- _WHAT THE TASK REQUIRES_:
Single out each line with the word "communities" and copy it.
++++ RECORDS TO USE
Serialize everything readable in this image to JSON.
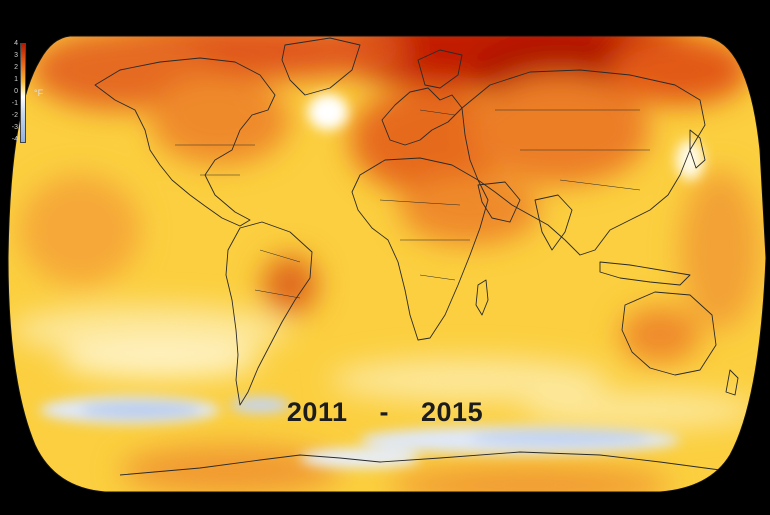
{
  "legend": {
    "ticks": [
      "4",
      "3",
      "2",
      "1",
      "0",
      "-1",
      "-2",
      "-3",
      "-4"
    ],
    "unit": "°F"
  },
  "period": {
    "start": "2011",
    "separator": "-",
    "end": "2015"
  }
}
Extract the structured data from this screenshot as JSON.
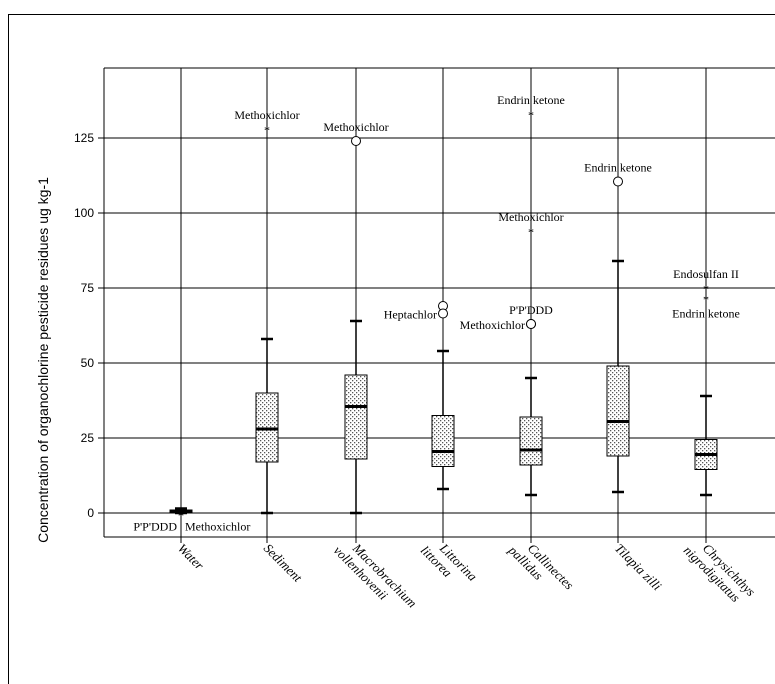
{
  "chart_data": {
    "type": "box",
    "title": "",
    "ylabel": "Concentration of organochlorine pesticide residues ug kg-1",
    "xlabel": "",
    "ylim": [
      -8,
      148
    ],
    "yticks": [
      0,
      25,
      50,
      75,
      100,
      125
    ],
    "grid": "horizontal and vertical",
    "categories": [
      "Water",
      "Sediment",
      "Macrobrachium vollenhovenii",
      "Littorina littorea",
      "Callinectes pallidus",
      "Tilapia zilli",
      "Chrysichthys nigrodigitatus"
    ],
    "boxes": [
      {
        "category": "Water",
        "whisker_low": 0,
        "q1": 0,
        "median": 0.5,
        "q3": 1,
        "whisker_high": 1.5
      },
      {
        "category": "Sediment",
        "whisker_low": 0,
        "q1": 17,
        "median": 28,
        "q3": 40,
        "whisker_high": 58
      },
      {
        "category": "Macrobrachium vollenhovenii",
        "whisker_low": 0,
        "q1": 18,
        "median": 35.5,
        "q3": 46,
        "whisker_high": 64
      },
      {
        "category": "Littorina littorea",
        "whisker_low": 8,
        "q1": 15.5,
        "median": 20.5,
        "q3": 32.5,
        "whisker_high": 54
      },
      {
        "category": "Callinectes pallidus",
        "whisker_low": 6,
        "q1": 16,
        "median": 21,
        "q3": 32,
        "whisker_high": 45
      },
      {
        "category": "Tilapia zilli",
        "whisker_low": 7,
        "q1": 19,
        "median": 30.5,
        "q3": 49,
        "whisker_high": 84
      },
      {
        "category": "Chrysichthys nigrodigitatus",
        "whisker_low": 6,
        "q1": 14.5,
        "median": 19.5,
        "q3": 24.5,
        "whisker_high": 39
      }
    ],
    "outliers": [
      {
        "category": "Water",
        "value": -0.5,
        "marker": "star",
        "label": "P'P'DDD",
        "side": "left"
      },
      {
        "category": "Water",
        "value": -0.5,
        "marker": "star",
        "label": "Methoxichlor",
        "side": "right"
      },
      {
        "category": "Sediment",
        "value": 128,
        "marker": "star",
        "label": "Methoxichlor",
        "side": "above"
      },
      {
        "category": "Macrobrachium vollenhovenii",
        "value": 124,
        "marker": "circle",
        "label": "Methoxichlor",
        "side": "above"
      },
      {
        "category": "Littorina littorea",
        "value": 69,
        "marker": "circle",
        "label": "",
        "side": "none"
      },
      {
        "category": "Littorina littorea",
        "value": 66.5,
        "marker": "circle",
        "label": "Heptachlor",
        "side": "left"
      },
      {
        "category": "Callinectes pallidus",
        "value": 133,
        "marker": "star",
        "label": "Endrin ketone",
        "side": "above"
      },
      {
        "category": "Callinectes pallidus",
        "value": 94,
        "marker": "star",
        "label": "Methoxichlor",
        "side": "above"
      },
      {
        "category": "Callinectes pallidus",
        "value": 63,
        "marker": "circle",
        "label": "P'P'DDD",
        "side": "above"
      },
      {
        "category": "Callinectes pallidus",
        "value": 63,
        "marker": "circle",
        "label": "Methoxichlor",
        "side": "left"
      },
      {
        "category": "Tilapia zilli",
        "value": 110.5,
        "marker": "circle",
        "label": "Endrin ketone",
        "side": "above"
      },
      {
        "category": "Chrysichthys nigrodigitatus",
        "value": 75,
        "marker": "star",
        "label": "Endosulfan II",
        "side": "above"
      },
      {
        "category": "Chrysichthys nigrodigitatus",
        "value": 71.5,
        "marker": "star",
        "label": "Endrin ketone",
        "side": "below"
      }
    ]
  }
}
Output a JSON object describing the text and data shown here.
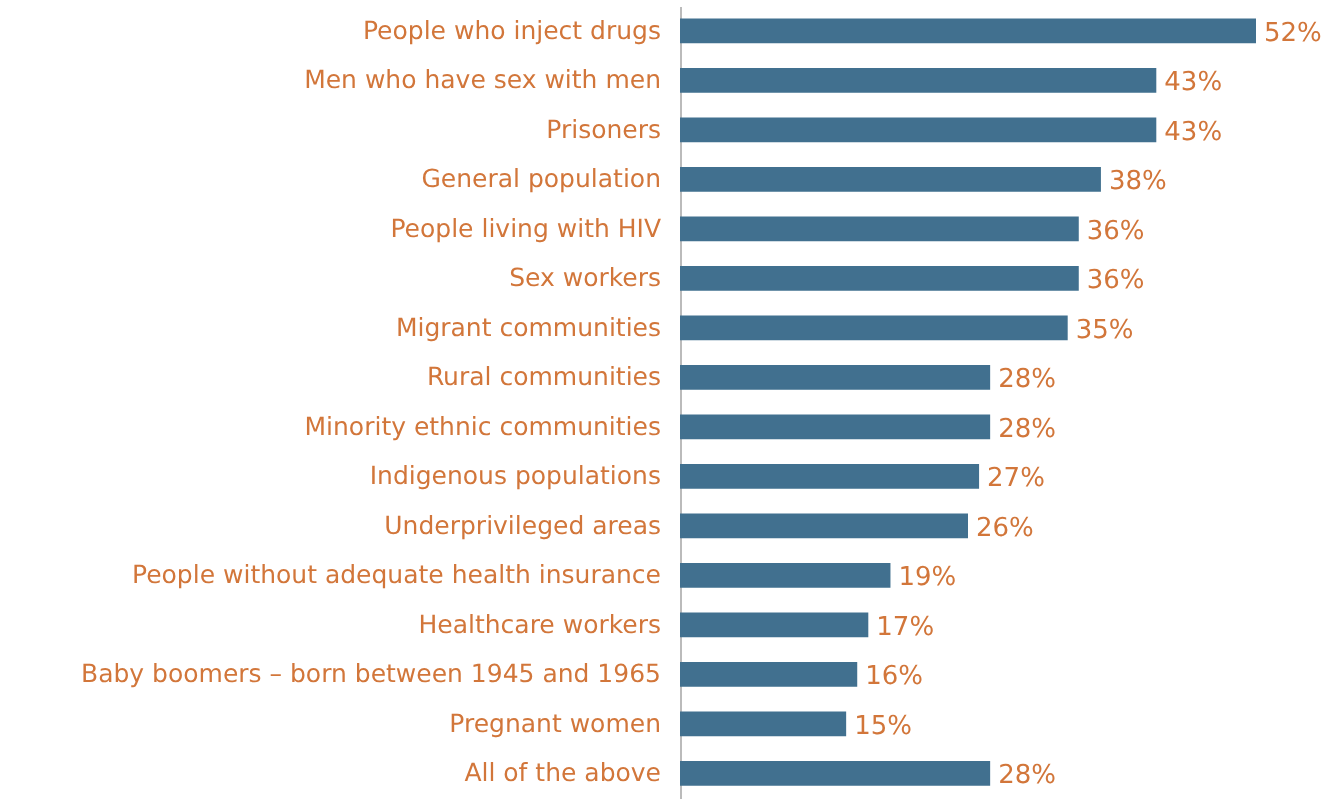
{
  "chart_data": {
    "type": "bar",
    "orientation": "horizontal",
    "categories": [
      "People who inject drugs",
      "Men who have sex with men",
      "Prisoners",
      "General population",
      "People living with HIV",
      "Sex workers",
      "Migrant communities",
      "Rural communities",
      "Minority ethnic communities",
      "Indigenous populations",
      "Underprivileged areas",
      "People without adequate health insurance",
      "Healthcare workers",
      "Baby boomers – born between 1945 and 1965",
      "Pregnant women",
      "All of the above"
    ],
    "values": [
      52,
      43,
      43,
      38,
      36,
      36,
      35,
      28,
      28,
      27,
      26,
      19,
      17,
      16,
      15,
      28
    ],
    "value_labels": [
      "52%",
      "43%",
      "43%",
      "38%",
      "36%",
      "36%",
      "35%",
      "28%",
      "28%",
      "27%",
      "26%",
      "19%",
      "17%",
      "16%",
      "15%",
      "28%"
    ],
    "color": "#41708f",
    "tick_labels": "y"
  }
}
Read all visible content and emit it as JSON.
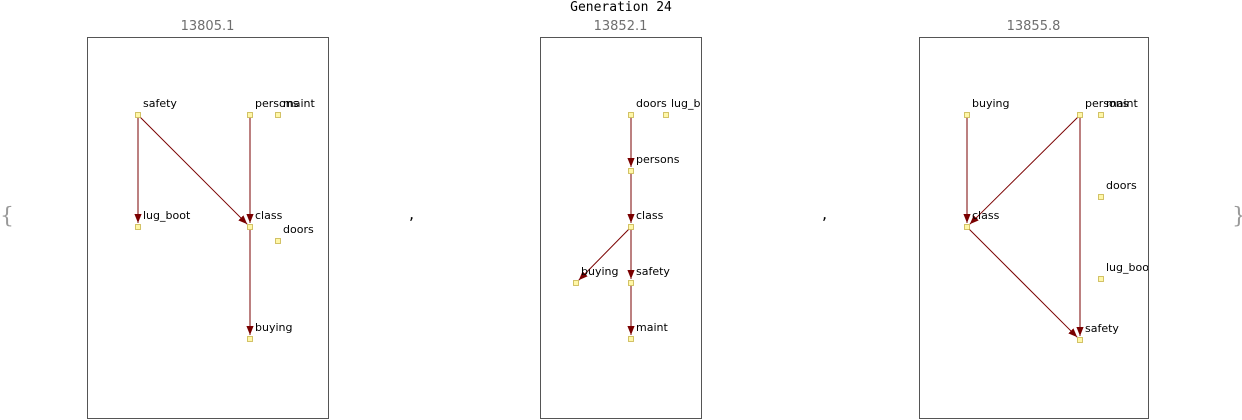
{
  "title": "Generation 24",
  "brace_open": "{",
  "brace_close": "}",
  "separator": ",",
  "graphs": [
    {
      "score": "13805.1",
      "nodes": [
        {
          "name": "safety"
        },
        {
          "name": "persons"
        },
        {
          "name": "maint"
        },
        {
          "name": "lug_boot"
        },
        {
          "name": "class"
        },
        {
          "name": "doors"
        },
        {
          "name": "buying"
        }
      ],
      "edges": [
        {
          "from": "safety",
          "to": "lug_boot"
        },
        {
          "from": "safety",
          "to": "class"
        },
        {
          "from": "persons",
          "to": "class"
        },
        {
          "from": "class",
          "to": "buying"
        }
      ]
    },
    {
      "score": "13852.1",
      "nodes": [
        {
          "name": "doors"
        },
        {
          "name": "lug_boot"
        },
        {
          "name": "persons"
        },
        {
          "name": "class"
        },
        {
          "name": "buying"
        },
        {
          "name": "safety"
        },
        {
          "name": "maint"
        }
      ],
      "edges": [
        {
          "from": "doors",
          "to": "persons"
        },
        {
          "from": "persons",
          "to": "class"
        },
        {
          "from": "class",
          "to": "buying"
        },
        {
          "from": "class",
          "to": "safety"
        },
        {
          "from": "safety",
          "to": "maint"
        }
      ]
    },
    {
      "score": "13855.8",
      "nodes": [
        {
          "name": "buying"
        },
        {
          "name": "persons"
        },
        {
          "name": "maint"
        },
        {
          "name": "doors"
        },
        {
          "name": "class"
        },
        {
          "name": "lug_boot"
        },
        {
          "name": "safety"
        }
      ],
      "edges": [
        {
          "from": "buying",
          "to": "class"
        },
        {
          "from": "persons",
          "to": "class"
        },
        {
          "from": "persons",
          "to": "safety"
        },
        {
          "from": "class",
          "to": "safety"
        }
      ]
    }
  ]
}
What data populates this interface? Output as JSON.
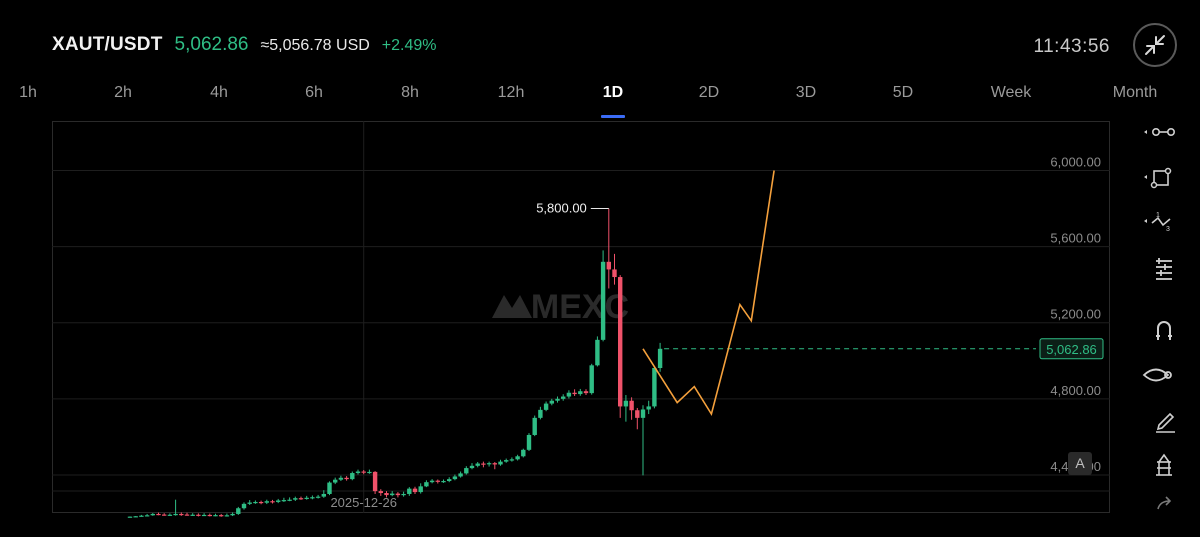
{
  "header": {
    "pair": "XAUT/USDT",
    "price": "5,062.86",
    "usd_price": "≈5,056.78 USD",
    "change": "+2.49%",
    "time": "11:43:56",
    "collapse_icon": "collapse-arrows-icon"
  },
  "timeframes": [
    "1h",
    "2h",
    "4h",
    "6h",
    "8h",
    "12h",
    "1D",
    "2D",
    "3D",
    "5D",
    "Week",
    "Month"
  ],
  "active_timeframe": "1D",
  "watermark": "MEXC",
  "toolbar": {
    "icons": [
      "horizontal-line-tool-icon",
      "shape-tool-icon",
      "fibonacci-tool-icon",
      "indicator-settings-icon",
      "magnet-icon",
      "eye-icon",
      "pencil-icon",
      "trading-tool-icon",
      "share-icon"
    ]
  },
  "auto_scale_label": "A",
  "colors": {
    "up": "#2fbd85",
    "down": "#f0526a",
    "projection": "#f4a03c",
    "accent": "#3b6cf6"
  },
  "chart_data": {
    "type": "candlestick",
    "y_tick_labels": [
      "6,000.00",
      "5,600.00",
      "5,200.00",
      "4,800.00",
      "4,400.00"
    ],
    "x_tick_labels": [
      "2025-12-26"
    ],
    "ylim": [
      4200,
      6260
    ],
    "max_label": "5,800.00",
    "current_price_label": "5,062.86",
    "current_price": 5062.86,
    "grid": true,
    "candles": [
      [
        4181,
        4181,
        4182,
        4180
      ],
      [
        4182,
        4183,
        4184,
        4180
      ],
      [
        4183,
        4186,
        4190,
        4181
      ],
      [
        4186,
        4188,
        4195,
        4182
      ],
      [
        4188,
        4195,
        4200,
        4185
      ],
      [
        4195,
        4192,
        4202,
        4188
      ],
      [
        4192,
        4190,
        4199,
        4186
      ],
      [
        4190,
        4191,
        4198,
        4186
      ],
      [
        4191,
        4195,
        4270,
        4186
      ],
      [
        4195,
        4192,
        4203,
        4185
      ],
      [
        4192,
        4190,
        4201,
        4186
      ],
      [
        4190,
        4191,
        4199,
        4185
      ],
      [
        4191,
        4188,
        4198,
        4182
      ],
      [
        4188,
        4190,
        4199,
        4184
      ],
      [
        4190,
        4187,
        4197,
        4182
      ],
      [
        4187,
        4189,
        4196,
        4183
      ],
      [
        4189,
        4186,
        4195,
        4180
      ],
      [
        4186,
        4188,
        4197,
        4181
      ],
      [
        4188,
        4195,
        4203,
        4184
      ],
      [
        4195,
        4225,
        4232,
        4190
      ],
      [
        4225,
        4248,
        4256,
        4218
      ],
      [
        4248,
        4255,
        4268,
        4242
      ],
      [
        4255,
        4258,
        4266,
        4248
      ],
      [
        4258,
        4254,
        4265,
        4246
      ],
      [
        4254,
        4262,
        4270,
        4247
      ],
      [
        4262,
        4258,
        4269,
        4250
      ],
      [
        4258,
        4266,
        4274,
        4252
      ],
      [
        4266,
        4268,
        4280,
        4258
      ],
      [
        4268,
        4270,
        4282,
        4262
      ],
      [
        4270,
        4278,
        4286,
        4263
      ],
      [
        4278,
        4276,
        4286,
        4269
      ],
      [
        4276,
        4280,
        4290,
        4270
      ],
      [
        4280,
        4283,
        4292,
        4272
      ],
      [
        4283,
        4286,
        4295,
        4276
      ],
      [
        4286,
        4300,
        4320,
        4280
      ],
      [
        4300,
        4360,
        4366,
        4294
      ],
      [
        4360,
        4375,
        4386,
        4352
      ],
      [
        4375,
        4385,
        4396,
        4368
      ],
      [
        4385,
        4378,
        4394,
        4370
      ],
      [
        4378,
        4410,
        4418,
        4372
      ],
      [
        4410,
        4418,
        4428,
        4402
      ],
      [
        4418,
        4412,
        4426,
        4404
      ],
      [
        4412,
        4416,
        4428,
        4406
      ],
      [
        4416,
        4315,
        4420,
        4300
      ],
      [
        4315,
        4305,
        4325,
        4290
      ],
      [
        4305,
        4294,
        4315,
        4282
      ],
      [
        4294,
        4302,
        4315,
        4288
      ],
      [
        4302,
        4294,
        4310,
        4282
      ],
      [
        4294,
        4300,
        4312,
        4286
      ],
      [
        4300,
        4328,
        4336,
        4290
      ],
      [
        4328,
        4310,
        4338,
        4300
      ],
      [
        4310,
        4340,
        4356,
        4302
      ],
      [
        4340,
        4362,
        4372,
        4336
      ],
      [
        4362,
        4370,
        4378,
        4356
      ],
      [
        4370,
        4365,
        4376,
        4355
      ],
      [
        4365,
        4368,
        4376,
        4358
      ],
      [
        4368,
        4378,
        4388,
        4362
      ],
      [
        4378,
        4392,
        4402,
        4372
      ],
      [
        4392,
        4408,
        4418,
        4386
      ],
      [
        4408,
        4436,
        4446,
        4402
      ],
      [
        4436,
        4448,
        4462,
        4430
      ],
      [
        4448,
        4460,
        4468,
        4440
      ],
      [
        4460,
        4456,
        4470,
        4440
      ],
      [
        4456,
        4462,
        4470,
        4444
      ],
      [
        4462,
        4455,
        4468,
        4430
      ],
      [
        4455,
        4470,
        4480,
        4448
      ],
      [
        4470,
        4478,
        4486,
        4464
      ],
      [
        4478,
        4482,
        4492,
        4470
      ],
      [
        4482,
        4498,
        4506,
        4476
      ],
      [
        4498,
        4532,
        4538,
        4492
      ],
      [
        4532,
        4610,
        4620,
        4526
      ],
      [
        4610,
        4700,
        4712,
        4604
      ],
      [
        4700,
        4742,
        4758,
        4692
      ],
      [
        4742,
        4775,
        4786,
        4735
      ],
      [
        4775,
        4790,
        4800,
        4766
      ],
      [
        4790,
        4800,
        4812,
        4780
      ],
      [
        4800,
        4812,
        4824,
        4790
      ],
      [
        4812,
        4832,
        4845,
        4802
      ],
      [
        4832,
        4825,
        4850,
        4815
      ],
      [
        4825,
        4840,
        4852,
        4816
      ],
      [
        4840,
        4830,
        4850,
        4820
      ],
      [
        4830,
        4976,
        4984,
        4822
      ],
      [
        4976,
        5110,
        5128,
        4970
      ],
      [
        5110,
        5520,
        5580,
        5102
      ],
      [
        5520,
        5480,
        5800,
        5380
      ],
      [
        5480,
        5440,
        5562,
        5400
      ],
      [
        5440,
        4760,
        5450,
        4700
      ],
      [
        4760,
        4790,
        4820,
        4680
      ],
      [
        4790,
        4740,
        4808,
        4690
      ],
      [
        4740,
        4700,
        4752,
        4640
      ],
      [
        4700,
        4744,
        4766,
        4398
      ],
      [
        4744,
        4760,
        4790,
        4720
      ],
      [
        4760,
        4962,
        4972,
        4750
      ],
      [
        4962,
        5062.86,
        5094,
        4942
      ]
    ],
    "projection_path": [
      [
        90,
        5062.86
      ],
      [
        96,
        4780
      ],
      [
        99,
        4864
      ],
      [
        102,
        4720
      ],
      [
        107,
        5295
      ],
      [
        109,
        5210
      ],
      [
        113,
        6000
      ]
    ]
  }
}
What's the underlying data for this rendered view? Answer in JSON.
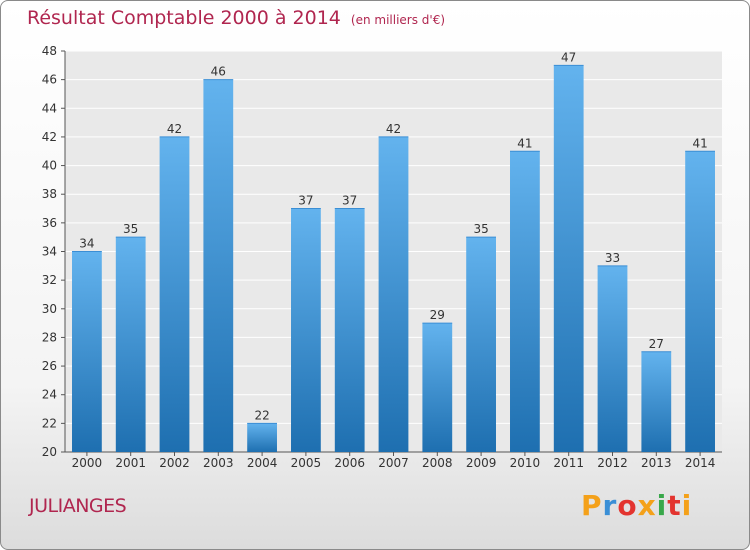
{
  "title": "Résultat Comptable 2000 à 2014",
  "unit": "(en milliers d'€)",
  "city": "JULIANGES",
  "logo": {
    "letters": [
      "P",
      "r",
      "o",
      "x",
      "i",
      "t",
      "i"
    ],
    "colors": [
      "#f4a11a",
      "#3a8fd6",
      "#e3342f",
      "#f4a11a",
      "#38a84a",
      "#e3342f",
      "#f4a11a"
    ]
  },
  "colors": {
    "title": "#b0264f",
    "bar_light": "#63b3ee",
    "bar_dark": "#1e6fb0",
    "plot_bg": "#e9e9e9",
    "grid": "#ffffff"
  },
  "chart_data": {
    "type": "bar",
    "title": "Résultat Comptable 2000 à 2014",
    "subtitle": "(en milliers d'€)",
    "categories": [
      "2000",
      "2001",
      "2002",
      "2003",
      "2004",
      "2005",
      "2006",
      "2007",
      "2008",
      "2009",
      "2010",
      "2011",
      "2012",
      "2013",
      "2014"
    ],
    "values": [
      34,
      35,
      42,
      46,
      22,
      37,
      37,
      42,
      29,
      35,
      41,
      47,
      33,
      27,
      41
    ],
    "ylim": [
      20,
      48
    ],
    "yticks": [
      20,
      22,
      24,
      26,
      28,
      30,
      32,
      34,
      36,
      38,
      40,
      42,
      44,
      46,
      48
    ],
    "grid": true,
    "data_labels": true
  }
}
++++++++
- _EXERCISE ANSWER_:
      "Migrant communities",
      "Rural communities",
      "Minority ethnic communities",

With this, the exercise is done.